Begin RECORD SET
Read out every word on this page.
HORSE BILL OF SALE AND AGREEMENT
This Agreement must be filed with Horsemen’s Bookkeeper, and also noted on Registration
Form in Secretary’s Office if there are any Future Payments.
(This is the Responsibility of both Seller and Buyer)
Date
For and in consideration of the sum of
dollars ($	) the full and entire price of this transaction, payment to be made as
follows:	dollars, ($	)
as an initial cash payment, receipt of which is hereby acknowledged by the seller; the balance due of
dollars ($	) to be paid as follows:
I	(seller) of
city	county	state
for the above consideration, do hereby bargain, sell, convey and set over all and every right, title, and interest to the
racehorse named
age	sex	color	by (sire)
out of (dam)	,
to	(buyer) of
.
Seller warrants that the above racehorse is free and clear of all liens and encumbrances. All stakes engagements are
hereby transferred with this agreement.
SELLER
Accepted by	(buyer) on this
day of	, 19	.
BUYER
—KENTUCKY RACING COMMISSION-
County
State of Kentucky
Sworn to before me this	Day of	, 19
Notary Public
End RECORD SET
### WRITTEN INSTRUCTION
Look for lines containing the string "dollars" and copy them all.

### EXERCISE OUTPUT
dollars ($	) the full and entire price of this transaction, payment to be made as
follows:	dollars, ($	)
dollars ($	) to be paid as follows:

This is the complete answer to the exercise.